▸ What the exercise asks:
Answer with nothing except the number of lines that contain the word "this".

━━━ Stored rows

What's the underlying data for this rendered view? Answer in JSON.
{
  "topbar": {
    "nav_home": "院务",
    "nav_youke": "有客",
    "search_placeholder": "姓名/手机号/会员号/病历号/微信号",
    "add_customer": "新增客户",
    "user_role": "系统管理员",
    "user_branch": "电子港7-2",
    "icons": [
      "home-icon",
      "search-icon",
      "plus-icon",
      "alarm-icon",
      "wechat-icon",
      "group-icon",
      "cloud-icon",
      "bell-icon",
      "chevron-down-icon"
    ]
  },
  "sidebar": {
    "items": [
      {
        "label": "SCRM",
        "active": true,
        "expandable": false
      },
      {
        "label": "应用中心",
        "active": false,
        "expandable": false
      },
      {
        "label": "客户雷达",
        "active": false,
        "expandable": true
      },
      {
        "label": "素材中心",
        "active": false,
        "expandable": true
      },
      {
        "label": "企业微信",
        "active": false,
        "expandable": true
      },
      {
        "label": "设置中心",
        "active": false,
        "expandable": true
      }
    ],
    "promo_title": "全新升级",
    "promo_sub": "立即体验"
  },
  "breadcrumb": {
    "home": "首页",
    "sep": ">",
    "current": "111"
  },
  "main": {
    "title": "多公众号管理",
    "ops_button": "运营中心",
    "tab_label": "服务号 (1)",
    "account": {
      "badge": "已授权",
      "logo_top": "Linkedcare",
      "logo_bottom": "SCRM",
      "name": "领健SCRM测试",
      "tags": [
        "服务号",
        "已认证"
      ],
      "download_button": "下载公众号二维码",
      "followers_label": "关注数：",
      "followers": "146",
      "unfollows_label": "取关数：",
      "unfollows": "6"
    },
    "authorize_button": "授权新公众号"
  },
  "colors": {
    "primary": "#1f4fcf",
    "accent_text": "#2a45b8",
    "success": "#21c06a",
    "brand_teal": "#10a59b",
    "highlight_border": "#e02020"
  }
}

━━━━━━
━━━ Stored rows

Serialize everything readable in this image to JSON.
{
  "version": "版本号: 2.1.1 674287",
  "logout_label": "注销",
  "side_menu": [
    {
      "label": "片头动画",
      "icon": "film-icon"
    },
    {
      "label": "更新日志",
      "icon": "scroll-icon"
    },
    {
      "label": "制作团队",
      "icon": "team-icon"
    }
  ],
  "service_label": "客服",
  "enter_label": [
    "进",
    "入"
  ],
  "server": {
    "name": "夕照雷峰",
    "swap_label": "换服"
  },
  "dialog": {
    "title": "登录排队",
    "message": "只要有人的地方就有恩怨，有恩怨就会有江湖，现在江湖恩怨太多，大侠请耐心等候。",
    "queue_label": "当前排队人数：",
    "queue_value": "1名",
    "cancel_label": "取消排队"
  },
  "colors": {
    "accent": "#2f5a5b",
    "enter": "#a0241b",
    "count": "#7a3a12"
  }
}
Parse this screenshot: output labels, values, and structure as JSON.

━━━━━━

▸ Task output:
3